→ **Records provided**
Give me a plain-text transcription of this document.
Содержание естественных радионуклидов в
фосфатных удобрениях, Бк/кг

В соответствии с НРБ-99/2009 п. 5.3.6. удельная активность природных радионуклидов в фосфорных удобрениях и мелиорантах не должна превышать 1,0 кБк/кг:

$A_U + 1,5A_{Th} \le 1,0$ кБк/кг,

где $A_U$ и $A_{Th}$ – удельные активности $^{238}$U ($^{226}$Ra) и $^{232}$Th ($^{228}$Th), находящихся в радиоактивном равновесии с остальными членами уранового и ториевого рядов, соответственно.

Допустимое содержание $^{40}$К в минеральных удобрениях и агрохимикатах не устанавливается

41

...

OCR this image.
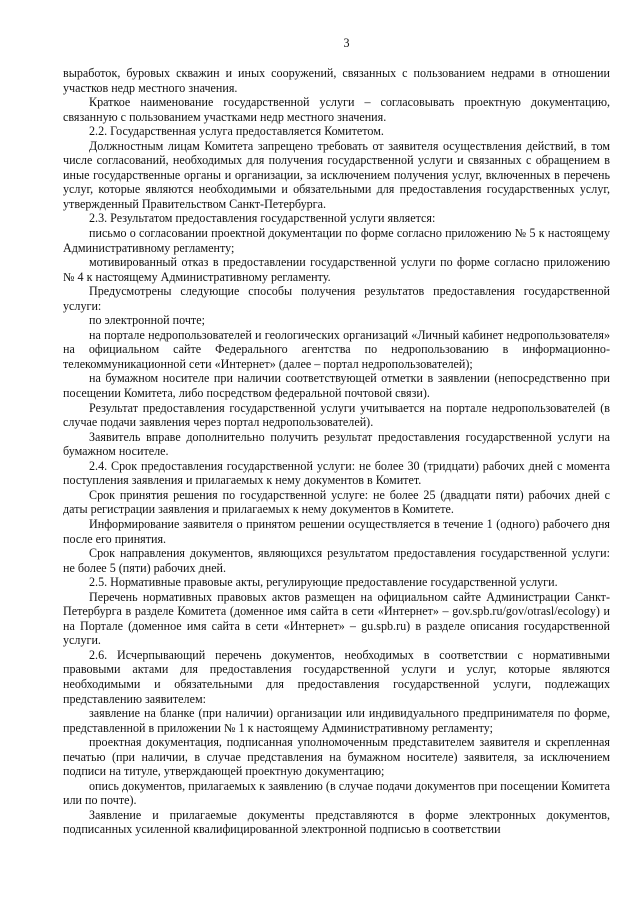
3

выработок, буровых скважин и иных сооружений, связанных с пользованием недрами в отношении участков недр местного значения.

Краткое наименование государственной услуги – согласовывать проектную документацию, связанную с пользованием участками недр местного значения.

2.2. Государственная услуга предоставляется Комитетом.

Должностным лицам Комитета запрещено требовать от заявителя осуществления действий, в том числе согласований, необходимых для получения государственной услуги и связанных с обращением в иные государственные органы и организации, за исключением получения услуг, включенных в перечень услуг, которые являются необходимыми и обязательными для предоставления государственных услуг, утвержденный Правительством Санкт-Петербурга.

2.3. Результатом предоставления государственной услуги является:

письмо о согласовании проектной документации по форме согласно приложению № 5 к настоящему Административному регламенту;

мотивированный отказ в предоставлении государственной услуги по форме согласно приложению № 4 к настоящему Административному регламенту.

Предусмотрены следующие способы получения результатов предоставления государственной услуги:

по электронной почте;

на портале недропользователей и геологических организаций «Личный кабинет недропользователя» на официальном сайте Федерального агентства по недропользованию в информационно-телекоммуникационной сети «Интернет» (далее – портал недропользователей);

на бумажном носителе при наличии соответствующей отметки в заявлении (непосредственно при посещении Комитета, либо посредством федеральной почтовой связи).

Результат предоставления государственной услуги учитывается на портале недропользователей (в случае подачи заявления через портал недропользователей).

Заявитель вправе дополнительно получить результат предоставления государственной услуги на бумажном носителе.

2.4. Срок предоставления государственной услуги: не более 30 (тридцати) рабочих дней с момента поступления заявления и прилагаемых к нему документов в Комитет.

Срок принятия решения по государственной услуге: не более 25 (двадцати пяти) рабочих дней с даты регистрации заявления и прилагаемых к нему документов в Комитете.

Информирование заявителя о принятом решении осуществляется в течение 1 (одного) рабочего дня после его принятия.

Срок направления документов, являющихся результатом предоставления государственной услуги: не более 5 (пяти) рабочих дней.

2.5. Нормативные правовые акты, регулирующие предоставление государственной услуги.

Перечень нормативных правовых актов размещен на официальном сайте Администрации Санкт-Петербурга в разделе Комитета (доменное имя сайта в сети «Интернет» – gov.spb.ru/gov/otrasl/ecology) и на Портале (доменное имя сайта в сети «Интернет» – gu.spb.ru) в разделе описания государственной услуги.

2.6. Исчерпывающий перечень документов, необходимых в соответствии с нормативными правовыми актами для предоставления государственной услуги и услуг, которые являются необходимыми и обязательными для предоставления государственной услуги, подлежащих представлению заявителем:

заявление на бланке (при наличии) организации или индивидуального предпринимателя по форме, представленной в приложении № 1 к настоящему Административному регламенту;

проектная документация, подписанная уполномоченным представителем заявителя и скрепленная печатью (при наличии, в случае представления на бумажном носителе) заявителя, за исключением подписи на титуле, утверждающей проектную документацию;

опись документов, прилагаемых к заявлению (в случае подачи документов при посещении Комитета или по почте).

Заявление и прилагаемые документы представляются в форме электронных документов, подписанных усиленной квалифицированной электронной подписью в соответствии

...

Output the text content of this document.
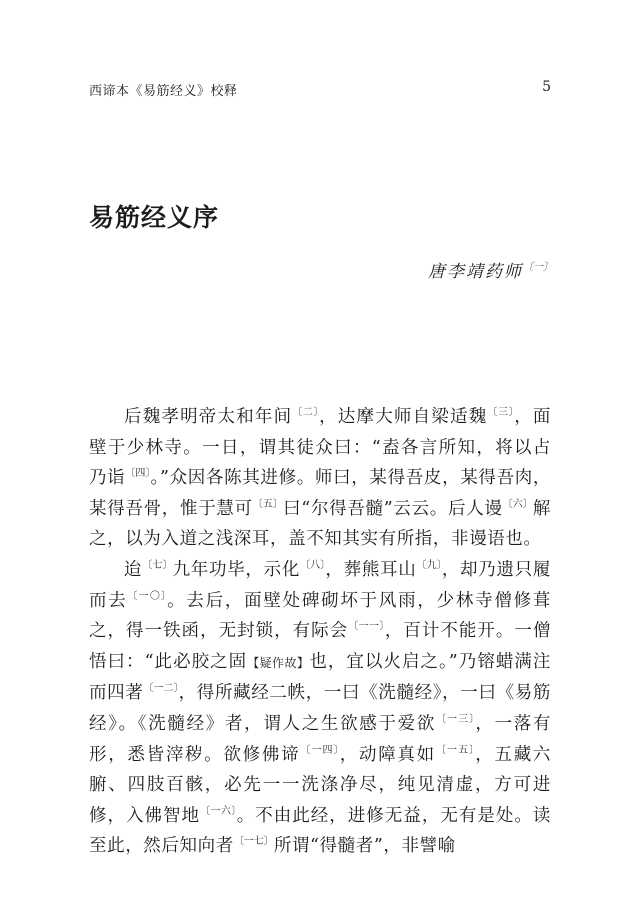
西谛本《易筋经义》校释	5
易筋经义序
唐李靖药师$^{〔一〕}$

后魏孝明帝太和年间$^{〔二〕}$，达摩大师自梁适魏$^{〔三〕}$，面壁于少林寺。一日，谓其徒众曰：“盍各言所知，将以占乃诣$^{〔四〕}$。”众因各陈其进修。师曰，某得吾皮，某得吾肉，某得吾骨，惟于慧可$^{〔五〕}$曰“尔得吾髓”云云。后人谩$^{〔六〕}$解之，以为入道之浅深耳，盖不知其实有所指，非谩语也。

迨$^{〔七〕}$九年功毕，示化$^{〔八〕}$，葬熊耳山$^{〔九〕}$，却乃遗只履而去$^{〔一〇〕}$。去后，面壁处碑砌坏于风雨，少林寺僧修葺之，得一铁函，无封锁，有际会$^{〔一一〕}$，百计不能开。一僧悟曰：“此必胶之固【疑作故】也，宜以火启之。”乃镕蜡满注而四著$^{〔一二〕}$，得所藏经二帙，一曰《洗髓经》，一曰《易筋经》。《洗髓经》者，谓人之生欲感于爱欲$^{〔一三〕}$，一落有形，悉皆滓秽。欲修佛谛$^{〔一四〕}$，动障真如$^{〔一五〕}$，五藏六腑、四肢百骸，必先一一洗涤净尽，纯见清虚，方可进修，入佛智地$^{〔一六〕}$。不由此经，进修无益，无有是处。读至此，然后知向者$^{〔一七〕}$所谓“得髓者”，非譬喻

→ **Requirement**
Where does the word "text" appear in the listing? List each line that holds it.

→ **Task result**
Give me a plain-text transcription of this document.
Output the text content of this document.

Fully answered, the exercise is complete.